| YOUR GOAL |
Wherever the word "философских" appears in a line, extract that line.

Data records:
>> start

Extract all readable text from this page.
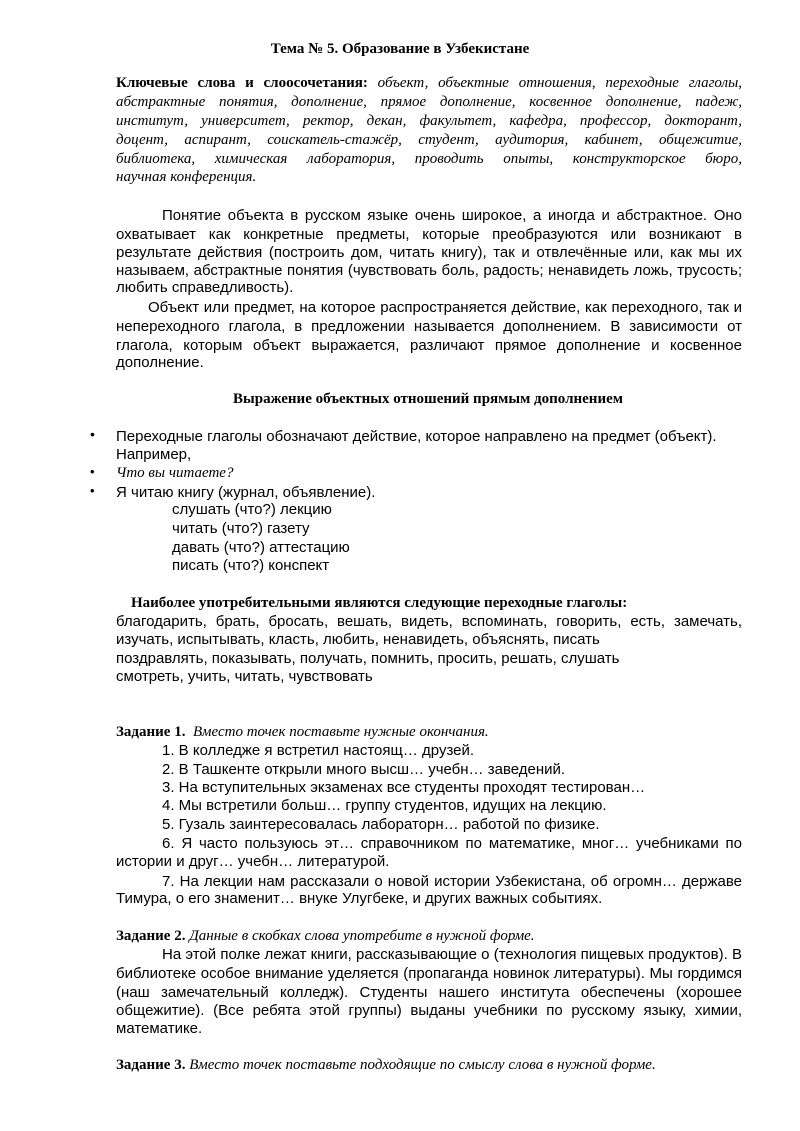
Тема № 5. Образование в Узбекистане
Ключевые слова и слоосочетания: объект, объектные отношения, переходные глаголы,
абстрактные понятия, дополнение, прямое дополнение, косвенное дополнение, падеж,
институт, университет, ректор, декан, факультет, кафедра, профессор, докторант,
доцент, аспирант, соискатель-стажёр, студент, аудитория, кабинет, общежитие,
библиотека, химическая лаборатория, проводить опыты, конструкторское бюро,
научная конференция.
Понятие объекта в русском языке очень широкое, а иногда и абстрактное. Оно
охватывает как конкретные предметы, которые преобразуются или возникают в
результате действия (построить дом, читать книгу), так и отвлечённые или, как мы их
называем, абстрактные понятия (чувствовать боль, радость; ненавидеть ложь, трусость;
любить справедливость).
Объект или предмет, на которое распространяется действие, как переходного, так и
непереходного глагола, в предложении называется дополнением. В зависимости от
глагола, которым объект выражается, различают прямое дополнение и косвенное
дополнение.
Выражение объектных отношений прямым дополнением
• Переходные глаголы обозначают действие, которое направлено на предмет (объект).
Например,
• Что вы читаете?
• Я читаю книгу (журнал, объявление).
слушать (что?) лекцию
читать (что?) газету
давать (что?) аттестацию
писать (что?) конспект
Наиболее употребительными являются следующие переходные глаголы:
благодарить, брать, бросать, вешать, видеть, вспоминать, говорить, есть, замечать,
изучать, испытывать, класть, любить, ненавидеть, объяснять, писать
поздравлять, показывать, получать, помнить, просить, решать, слушать
смотреть, учить, читать, чувствовать
Задание 1. Вместо точек поставьте нужные окончания.
1. В колледже я встретил настоящ… друзей.
2. В Ташкенте открыли много высш… учебн… заведений.
3. На вступительных экзаменах все студенты проходят тестирован…
4. Мы встретили больш… группу студентов, идущих на лекцию.
5. Гузаль заинтересовалась лабораторн… работой по физике.
6. Я часто пользуюсь эт… справочником по математике, мног… учебниками по
истории и друг… учебн… литературой.
7. На лекции нам рассказали о новой истории Узбекистана, об огромн… державе
Тимура, о его знаменит… внуке Улугбеке, и других важных событиях.
Задание 2. Данные в скобках слова употребите в нужной форме.
На этой полке лежат книги, рассказывающие о (технология пищевых продуктов). В
библиотеке особое внимание уделяется (пропаганда новинок литературы). Мы гордимся
(наш замечательный колледж). Студенты нашего института обеспечены (хорошее
общежитие). (Все ребята этой группы) выданы учебники по русскому языку, химии,
математике.
Задание 3. Вместо точек поставьте подходящие по смыслу слова в нужной форме.
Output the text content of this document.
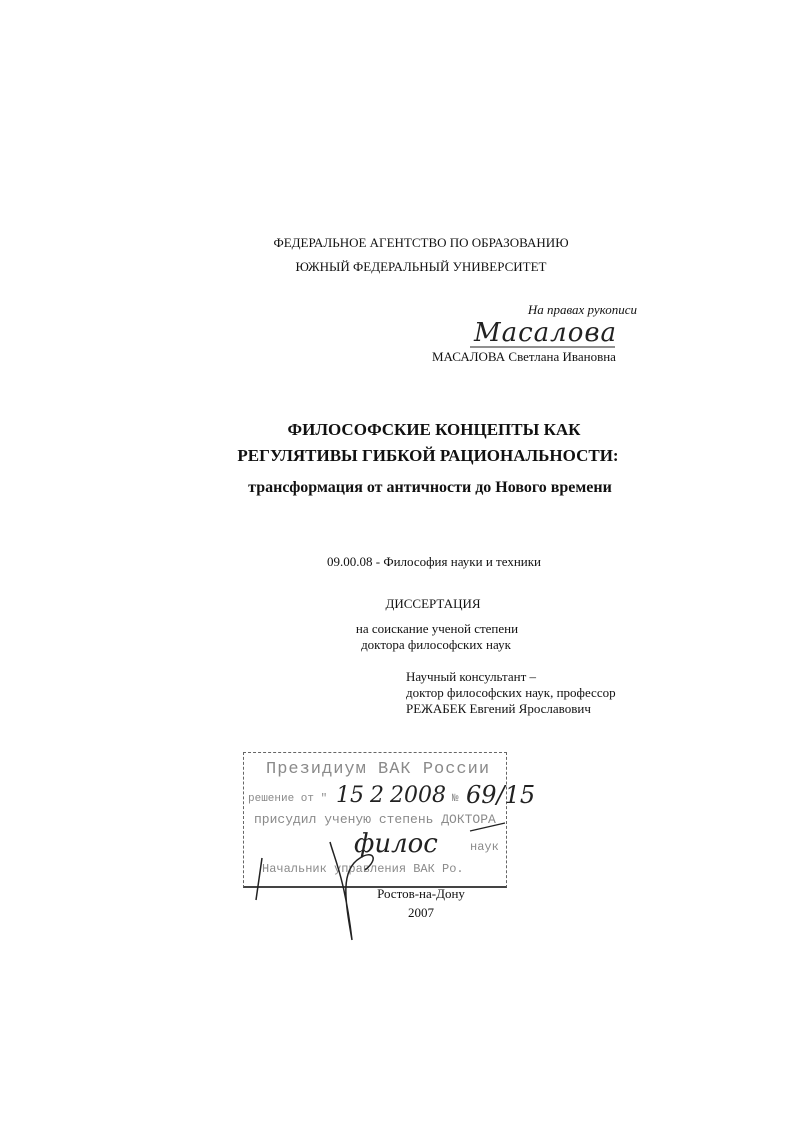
ФЕДЕРАЛЬНОЕ АГЕНТСТВО ПО ОБРАЗОВАНИЮ
ЮЖНЫЙ ФЕДЕРАЛЬНЫЙ УНИВЕРСИТЕТ
На правах рукописи
Масалова
МАСАЛОВА Светлана Ивановна
ФИЛОСОФСКИЕ КОНЦЕПТЫ КАК
РЕГУЛЯТИВЫ ГИБКОЙ РАЦИОНАЛЬНОСТИ:
трансформация от античности до Нового времени
09.00.08 - Философия науки и техники
ДИССЕРТАЦИЯ
на соискание ученой степени
доктора философских наук
Научный консультант –
доктор философских наук, профессор
РЕЖАБЕК Евгений Ярославович
Президиум ВАК России
решение от " 15 2 2008 № 69/15
присудил ученую степень ДОКТОРА
филос	наук
Начальник управления ВАК Ро.
Ростов-на-Дону
2007
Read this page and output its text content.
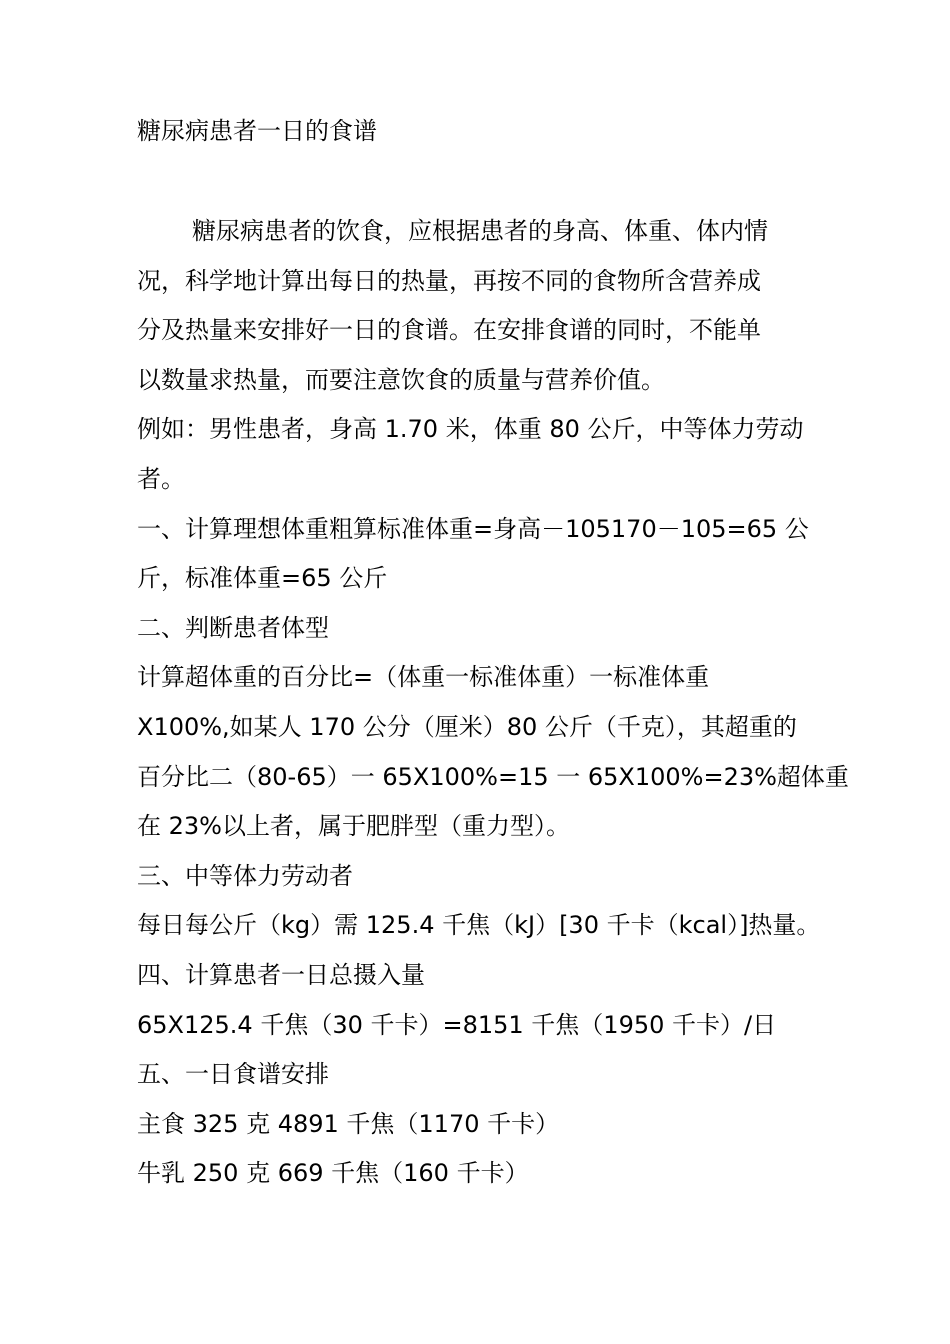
糖尿病患者一日的食谱
糖尿病患者的饮食，应根据患者的身高、体重、体内情
况，科学地计算出每日的热量，再按不同的食物所含营养成
分及热量来安排好一日的食谱。在安排食谱的同时，不能单
以数量求热量，而要注意饮食的质量与营养价值。
例如：男性患者，身高 1.70 米，体重 80 公斤，中等体力劳动
者。
一、计算理想体重粗算标准体重=身高－105170－105=65 公
斤，标准体重=65 公斤
二、判断患者体型
计算超体重的百分比=（体重一标准体重）一标准体重
X100%,如某人 170 公分（厘米）80 公斤（千克），其超重的
百分比二（80-65）一 65X100%=15 一 65X100%=23%超体重
在 23%以上者，属于肥胖型（重力型）。
三、中等体力劳动者
每日每公斤（kg）需 125.4 千焦（kJ）[30 千卡（kcal）]热量。
四、计算患者一日总摄入量
65X125.4 千焦（30 千卡）=8151 千焦（1950 千卡）/日
五、一日食谱安排
主食 325 克 4891 千焦（1170 千卡）
牛乳 250 克 669 千焦（160 千卡）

>> end

| SOLUTION FOR THIS PROBLEM |
доктора философских наук
доктор философских наук, профессор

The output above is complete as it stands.